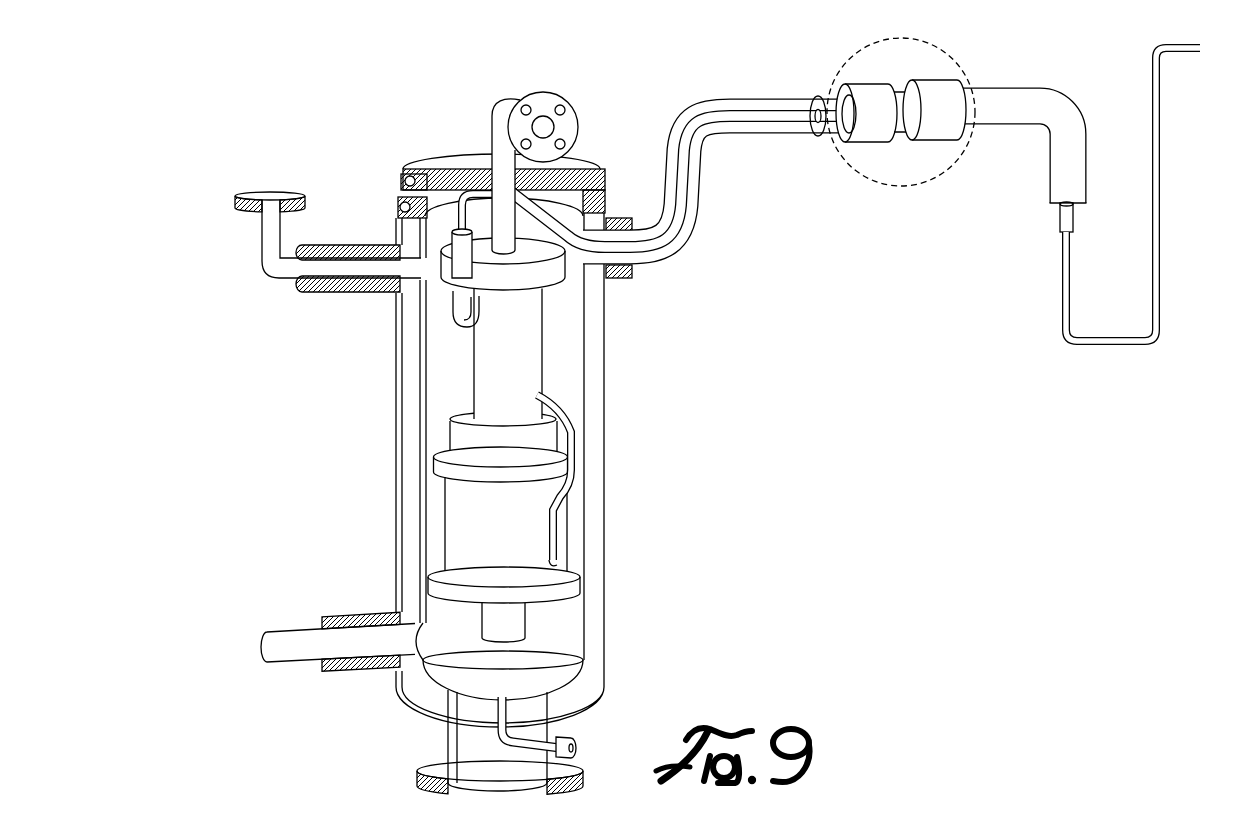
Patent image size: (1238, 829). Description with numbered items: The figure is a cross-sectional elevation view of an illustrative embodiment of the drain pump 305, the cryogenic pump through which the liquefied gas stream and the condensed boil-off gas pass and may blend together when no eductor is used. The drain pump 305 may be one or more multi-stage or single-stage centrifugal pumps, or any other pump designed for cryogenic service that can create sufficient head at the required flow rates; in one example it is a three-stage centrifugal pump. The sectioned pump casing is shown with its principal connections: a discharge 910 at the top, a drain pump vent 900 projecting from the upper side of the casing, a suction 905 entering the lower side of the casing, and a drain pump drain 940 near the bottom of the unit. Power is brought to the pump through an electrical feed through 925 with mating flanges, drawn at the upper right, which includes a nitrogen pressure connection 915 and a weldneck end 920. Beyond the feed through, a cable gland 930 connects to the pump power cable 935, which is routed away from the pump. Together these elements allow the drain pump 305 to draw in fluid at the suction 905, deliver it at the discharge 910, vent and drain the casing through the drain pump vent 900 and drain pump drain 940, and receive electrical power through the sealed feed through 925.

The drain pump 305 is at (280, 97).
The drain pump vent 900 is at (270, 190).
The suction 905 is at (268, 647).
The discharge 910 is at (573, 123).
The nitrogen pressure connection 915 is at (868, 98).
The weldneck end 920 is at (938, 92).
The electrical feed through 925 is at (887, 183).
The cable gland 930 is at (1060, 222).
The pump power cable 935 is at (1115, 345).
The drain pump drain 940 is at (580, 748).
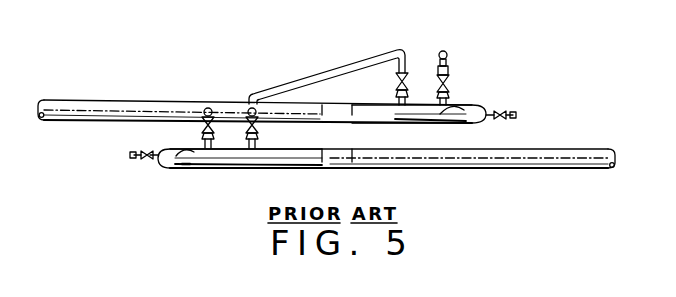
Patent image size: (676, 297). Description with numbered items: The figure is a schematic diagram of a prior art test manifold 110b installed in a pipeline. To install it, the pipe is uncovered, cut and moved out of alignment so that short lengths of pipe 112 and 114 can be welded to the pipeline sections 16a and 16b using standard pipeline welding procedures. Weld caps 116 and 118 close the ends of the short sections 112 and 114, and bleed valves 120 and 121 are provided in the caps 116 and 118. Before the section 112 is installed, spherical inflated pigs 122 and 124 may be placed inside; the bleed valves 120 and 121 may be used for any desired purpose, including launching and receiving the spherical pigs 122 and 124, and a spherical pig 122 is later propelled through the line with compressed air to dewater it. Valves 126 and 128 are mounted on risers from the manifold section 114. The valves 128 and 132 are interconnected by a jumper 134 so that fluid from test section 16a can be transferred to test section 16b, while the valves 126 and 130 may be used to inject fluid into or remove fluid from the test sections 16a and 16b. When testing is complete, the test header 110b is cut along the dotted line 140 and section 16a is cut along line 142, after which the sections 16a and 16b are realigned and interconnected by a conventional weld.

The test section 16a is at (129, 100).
= = =
* [Task goal]:
Copy the listing above word for word, leaving out the pictures.

* [Exercise output]:
Patent image size: (1238, 829). Description with numbered items: The figure is a cross-sectional elevation view of an illustrative embodiment of the drain pump 305, the cryogenic pump through which the liquefied gas stream and the condensed boil-off gas pass and may blend together when no eductor is used. The drain pump 305 may be one or more multi-stage or single-stage centrifugal pumps, or any other pump designed for cryogenic service that can create sufficient head at the required flow rates; in one example it is a three-stage centrifugal pump. The sectioned pump casing is shown with its principal connections: a discharge 910 at the top, a drain pump vent 900 projecting from the upper side of the casing, a suction 905 entering the lower side of the casing, and a drain pump drain 940 near the bottom of the unit. Power is brought to the pump through an electrical feed through 925 with mating flanges, drawn at the upper right, which includes a nitrogen pressure connection 915 and a weldneck end 920. Beyond the feed through, a cable gland 930 connects to the pump power cable 935, which is routed away from the pump. Together these elements allow the drain pump 305 to draw in fluid at the suction 905, deliver it at the discharge 910, vent and drain the casing through the drain pump vent 900 and drain pump drain 940, and receive electrical power through the sealed feed through 925.

The drain pump 305 is at (280, 97).
The drain pump vent 900 is at (270, 190).
The suction 905 is at (268, 647).
The discharge 910 is at (573, 123).
The nitrogen pressure connection 915 is at (868, 98).
The weldneck end 920 is at (938, 92).
The electrical feed through 925 is at (887, 183).
The cable gland 930 is at (1060, 222).
The pump power cable 935 is at (1115, 345).
The drain pump drain 940 is at (580, 748).
Patent image size: (676, 297). Description with numbered items: The figure is a schematic diagram of a prior art test manifold 110b installed in a pipeline. To install it, the pipe is uncovered, cut and moved out of alignment so that short lengths of pipe 112 and 114 can be welded to the pipeline sections 16a and 16b using standard pipeline welding procedures. Weld caps 116 and 118 close the ends of the short sections 112 and 114, and bleed valves 120 and 121 are provided in the caps 116 and 118. Before the section 112 is installed, spherical inflated pigs 122 and 124 may be placed inside; the bleed valves 120 and 121 may be used for any desired purpose, including launching and receiving the spherical pigs 122 and 124, and a spherical pig 122 is later propelled through the line with compressed air to dewater it. Valves 126 and 128 are mounted on risers from the manifold section 114. The valves 128 and 132 are interconnected by a jumper 134 so that fluid from test section 16a can be transferred to test section 16b, while the valves 126 and 130 may be used to inject fluid into or remove fluid from the test sections 16a and 16b. When testing is complete, the test header 110b is cut along the dotted line 140 and section 16a is cut along line 142, after which the sections 16a and 16b are realigned and interconnected by a conventional weld.

The test section 16a is at (129, 100).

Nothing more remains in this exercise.